* [INSTRUCTIONS TO FOLLOW]: Collect every line in the records below that contains the word "重复命题".

[Start DATA SHOWN]

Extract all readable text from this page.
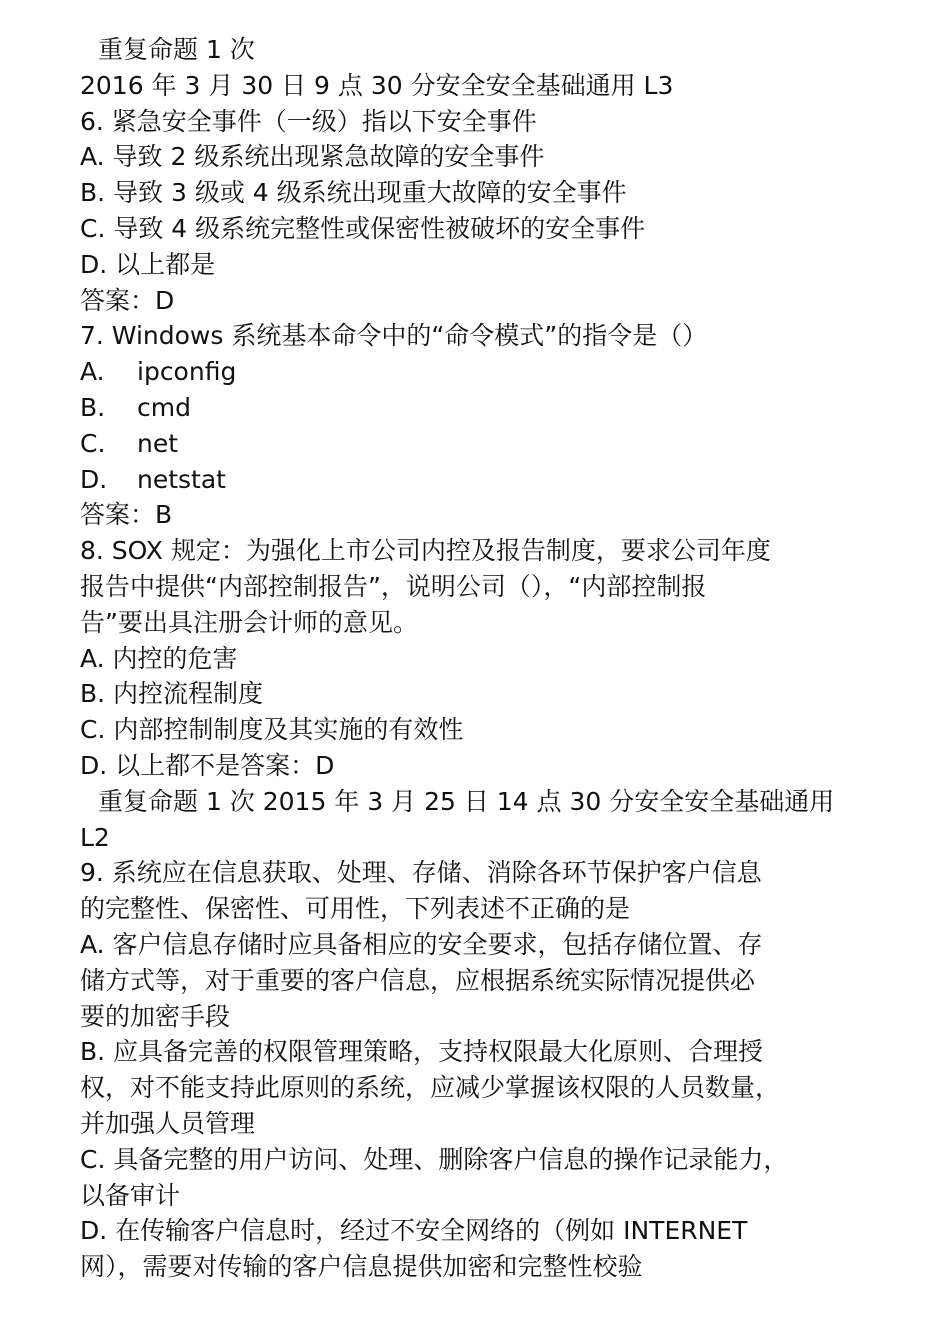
重复命题 1 次
2016 年 3 月 30 日 9 点 30 分安全安全基础通用 L3
6. 紧急安全事件（一级）指以下安全事件
A. 导致 2 级系统出现紧急故障的安全事件
B. 导致 3 级或 4 级系统出现重大故障的安全事件
C. 导致 4 级系统完整性或保密性被破坏的安全事件
D. 以上都是
答案：D
7. Windows 系统基本命令中的“命令模式”的指令是（）
A. ipconfig
B. cmd
C. net
D. netstat
答案：B
8. SOX 规定：为强化上市公司内控及报告制度，要求公司年度
报告中提供“内部控制报告”，说明公司（），“内部控制报
告”要出具注册会计师的意见。
A. 内控的危害
B. 内控流程制度
C. 内部控制制度及其实施的有效性
D. 以上都不是答案：D
重复命题 1 次 2015 年 3 月 25 日 14 点 30 分安全安全基础通用
L2
9. 系统应在信息获取、处理、存储、消除各环节保护客户信息
的完整性、保密性、可用性，下列表述不正确的是
A. 客户信息存储时应具备相应的安全要求，包括存储位置、存
储方式等，对于重要的客户信息，应根据系统实际情况提供必
要的加密手段
B. 应具备完善的权限管理策略，支持权限最大化原则、合理授
权，对不能支持此原则的系统，应减少掌握该权限的人员数量，
并加强人员管理
C. 具备完整的用户访问、处理、删除客户信息的操作记录能力，
以备审计
D. 在传输客户信息时，经过不安全网络的（例如 INTERNET
网），需要对传输的客户信息提供加密和完整性校验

[End DATA SHOWN]

* [FINAL RESULT]:
重复命题 1 次
重复命题 1 次 2015 年 3 月 25 日 14 点 30 分安全安全基础通用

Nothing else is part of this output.